What needs to be done
Filter the entries that follow, copying every line in which the word "Effets" appears.

Data to process
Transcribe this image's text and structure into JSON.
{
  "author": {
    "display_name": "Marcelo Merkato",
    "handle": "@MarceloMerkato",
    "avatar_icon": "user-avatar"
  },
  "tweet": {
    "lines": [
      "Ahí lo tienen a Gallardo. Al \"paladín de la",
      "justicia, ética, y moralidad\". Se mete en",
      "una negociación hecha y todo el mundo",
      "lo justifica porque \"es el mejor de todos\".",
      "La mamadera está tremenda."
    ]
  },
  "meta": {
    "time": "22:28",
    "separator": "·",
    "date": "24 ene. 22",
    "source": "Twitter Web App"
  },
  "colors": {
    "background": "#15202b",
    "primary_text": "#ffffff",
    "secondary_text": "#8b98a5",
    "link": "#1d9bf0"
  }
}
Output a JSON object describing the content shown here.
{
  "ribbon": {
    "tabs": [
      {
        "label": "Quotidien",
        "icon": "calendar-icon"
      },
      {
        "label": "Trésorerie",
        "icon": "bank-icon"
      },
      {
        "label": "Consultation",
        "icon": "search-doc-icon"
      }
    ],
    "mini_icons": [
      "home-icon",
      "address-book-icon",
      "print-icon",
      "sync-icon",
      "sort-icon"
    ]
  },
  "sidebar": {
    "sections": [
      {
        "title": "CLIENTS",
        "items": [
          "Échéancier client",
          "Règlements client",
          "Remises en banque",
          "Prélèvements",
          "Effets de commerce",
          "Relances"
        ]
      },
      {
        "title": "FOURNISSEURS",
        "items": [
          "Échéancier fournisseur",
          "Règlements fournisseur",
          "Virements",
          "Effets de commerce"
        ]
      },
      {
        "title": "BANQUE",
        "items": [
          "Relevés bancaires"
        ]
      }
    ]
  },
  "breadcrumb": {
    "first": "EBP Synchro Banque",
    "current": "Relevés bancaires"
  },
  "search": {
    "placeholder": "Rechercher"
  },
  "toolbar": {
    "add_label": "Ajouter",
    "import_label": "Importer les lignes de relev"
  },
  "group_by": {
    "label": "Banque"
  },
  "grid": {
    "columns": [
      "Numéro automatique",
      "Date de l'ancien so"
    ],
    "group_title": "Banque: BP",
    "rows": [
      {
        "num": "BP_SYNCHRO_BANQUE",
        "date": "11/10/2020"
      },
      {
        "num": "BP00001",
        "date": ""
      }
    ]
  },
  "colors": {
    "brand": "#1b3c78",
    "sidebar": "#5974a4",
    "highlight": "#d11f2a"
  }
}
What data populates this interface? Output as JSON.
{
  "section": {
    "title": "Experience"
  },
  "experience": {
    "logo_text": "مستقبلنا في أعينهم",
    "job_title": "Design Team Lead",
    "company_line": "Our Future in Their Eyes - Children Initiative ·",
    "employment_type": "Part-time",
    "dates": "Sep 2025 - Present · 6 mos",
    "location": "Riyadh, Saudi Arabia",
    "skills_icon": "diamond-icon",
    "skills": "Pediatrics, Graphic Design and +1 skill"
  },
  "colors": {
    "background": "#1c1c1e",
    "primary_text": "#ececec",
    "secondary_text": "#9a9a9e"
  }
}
* * *
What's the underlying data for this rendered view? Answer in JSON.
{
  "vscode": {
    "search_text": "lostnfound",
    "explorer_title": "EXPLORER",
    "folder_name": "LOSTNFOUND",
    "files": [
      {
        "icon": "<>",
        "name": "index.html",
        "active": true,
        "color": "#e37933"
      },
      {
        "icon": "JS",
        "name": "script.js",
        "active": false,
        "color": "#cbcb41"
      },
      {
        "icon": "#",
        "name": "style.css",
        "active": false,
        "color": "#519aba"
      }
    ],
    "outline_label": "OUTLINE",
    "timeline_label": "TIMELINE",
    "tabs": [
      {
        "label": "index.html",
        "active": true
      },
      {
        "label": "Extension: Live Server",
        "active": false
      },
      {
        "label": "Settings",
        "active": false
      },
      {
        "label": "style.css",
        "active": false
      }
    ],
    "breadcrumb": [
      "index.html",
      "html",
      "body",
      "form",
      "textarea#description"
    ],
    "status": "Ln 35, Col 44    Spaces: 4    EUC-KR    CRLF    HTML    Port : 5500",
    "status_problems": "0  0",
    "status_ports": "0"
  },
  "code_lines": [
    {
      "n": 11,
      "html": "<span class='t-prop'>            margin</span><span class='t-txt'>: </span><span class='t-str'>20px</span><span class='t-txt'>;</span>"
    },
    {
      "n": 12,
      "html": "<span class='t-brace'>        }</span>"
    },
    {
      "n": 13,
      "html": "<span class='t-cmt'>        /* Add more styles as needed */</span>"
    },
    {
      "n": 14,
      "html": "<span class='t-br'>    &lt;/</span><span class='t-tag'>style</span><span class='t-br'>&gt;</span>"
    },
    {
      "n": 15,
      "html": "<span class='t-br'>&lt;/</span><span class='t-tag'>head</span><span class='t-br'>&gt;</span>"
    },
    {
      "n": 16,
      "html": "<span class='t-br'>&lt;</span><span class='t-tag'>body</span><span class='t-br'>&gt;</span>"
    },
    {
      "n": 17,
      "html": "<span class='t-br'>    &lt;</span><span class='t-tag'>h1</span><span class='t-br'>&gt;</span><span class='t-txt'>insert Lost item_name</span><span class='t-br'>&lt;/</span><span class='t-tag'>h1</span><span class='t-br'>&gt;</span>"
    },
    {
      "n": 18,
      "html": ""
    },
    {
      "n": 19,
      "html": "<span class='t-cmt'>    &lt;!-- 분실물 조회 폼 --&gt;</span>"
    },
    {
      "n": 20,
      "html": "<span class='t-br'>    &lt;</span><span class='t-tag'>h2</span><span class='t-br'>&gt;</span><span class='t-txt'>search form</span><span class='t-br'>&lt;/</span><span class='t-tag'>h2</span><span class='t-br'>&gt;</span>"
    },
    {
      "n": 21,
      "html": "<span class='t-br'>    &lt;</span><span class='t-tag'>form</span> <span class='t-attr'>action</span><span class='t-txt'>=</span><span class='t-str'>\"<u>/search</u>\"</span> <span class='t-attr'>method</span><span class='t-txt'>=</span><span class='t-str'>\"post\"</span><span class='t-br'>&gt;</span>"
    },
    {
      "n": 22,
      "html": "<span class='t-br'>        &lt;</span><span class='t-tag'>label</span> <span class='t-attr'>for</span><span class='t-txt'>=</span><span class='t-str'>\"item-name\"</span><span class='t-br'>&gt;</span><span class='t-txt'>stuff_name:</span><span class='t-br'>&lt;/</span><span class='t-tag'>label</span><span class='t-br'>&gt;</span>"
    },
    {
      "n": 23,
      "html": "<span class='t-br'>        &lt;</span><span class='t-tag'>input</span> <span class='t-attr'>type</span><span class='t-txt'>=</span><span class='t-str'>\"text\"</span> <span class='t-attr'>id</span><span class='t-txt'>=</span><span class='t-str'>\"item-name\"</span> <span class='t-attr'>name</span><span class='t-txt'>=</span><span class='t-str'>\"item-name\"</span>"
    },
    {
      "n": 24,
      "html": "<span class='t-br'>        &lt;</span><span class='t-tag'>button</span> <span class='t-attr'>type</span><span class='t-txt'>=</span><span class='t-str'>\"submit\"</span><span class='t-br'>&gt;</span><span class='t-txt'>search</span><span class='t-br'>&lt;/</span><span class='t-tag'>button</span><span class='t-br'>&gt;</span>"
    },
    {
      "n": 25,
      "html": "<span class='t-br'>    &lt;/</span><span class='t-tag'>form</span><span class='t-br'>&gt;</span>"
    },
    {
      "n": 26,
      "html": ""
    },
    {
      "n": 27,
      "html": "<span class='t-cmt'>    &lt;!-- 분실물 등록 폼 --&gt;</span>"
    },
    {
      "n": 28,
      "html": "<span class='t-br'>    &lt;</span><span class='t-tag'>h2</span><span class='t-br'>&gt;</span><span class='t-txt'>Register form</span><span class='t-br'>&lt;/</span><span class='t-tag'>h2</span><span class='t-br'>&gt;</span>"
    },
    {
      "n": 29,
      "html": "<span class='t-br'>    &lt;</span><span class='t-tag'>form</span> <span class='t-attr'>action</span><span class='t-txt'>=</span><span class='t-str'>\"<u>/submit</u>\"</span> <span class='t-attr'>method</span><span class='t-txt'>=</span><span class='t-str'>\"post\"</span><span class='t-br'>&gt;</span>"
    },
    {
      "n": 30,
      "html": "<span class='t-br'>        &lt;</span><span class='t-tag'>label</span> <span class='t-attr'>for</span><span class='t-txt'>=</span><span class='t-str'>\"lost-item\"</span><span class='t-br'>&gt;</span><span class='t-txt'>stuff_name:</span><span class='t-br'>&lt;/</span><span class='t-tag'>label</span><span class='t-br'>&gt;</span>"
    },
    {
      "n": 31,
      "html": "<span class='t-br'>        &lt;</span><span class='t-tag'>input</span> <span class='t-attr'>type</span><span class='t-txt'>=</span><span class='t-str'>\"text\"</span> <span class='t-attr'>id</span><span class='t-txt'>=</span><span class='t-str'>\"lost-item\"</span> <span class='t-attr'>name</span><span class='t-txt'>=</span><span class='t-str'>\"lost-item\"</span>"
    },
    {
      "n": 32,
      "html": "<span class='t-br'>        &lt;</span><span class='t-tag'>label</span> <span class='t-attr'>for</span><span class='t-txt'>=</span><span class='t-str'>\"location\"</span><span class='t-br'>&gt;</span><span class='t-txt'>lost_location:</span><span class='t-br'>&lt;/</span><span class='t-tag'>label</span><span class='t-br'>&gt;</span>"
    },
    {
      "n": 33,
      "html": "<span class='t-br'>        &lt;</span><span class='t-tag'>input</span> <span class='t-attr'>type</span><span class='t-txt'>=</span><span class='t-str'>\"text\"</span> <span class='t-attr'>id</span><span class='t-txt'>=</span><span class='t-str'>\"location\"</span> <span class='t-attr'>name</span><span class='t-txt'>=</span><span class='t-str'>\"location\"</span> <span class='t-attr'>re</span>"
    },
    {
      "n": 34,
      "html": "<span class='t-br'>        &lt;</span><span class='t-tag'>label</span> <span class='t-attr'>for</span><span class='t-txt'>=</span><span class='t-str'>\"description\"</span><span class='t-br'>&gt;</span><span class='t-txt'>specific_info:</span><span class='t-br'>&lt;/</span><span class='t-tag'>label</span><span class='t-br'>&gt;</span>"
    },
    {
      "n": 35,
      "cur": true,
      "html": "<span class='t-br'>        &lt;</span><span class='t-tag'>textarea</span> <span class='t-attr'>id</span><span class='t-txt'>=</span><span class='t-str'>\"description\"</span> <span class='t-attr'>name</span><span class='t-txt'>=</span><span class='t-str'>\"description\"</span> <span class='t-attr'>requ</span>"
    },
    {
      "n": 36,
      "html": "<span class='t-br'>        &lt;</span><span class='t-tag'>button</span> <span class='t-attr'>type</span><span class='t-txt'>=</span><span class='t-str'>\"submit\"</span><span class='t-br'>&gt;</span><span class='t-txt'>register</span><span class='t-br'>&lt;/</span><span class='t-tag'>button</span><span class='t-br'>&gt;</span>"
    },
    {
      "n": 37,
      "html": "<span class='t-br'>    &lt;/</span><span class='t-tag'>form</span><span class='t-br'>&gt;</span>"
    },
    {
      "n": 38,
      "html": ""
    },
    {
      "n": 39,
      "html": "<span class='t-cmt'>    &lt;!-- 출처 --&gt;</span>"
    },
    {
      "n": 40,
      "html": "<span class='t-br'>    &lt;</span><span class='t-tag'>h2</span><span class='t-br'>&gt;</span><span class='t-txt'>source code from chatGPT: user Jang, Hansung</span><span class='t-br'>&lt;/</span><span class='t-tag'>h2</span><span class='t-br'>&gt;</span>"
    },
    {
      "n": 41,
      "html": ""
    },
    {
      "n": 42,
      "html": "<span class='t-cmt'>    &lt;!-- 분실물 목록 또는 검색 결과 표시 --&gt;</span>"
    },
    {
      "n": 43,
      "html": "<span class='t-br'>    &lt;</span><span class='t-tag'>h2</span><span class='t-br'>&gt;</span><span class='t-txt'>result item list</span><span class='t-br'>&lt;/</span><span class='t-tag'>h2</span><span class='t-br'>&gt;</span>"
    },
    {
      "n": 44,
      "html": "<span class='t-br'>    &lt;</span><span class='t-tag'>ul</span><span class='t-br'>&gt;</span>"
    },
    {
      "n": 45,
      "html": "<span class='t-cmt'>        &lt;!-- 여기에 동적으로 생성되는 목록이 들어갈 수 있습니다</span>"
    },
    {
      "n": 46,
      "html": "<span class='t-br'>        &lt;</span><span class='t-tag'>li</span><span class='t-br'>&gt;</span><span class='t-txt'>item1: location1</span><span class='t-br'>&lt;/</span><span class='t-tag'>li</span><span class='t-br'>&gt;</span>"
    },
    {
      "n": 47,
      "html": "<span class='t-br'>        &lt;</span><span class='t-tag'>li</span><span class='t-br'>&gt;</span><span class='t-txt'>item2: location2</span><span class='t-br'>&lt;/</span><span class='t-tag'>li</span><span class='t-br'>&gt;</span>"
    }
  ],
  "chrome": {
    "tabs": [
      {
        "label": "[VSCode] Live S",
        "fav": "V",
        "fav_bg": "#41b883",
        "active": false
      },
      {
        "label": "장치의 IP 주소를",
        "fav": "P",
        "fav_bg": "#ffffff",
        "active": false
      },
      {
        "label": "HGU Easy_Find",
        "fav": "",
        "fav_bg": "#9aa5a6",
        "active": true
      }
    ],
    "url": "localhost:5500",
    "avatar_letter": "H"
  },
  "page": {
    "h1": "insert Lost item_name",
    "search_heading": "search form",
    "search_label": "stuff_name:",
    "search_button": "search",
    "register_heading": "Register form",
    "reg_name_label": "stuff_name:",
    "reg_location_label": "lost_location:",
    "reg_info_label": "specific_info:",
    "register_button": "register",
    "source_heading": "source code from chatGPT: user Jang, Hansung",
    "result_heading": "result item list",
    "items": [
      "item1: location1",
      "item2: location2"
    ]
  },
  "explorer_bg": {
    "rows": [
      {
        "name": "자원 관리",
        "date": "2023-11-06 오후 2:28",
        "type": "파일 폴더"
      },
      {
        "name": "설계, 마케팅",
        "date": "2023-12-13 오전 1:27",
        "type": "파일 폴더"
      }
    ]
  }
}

Exercise result
          "Effets de commerce",
          "Effets de commerce"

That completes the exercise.